+++ Source material

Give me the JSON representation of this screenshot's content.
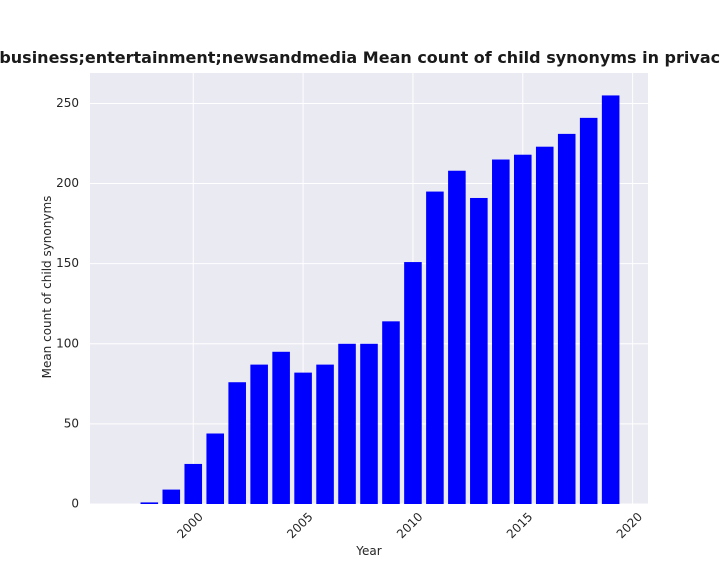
{
  "chart_data": {
    "type": "bar",
    "title": "Mean count of child synonyms in privacy policies that are related to business;entertainment;newsandmedia Mean count of child synonyms in privacy policies that are related to business;entertainment;newsandmedia",
    "xlabel": "Year",
    "ylabel": "Mean count of child synonyms",
    "x": [
      1998,
      1999,
      2000,
      2001,
      2002,
      2003,
      2004,
      2005,
      2006,
      2007,
      2008,
      2009,
      2010,
      2011,
      2012,
      2013,
      2014,
      2015,
      2016,
      2017,
      2018,
      2019
    ],
    "values": [
      1,
      9,
      25,
      44,
      76,
      87,
      95,
      82,
      87,
      100,
      100,
      114,
      151,
      195,
      208,
      191,
      215,
      218,
      223,
      231,
      241,
      255
    ],
    "xlim": [
      1995.3,
      2020.7
    ],
    "ylim": [
      0,
      269
    ],
    "xticks": [
      2000,
      2005,
      2010,
      2015,
      2020
    ],
    "xtick_labels": [
      "2000",
      "2005",
      "2010",
      "2015",
      "2020"
    ],
    "yticks": [
      0,
      50,
      100,
      150,
      200,
      250
    ],
    "ytick_labels": [
      "0",
      "50",
      "100",
      "150",
      "200",
      "250"
    ],
    "grid": true,
    "bar_color": "#0000ff",
    "background_color": "#eaeaf2",
    "grid_color": "#ffffff"
  }
}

++++++

■ To be done
Without the pictures, transcribe the listing above exactly.

■ Full answer
Give me the JSON representation of this screenshot's content.
{
  "chart_data": {
    "type": "bar",
    "title": "Mean count of child synonyms in privacy policies that are related to business;entertainment;newsandmedia Mean count of child synonyms in privacy policies that are related to business;entertainment;newsandmedia",
    "xlabel": "Year",
    "ylabel": "Mean count of child synonyms",
    "x": [
      1998,
      1999,
      2000,
      2001,
      2002,
      2003,
      2004,
      2005,
      2006,
      2007,
      2008,
      2009,
      2010,
      2011,
      2012,
      2013,
      2014,
      2015,
      2016,
      2017,
      2018,
      2019
    ],
    "values": [
      1,
      9,
      25,
      44,
      76,
      87,
      95,
      82,
      87,
      100,
      100,
      114,
      151,
      195,
      208,
      191,
      215,
      218,
      223,
      231,
      241,
      255
    ],
    "xlim": [
      1995.3,
      2020.7
    ],
    "ylim": [
      0,
      269
    ],
    "xticks": [
      2000,
      2005,
      2010,
      2015,
      2020
    ],
    "xtick_labels": [
      "2000",
      "2005",
      "2010",
      "2015",
      "2020"
    ],
    "yticks": [
      0,
      50,
      100,
      150,
      200,
      250
    ],
    "ytick_labels": [
      "0",
      "50",
      "100",
      "150",
      "200",
      "250"
    ],
    "grid": true,
    "bar_color": "#0000ff",
    "background_color": "#eaeaf2",
    "grid_color": "#ffffff"
  }
}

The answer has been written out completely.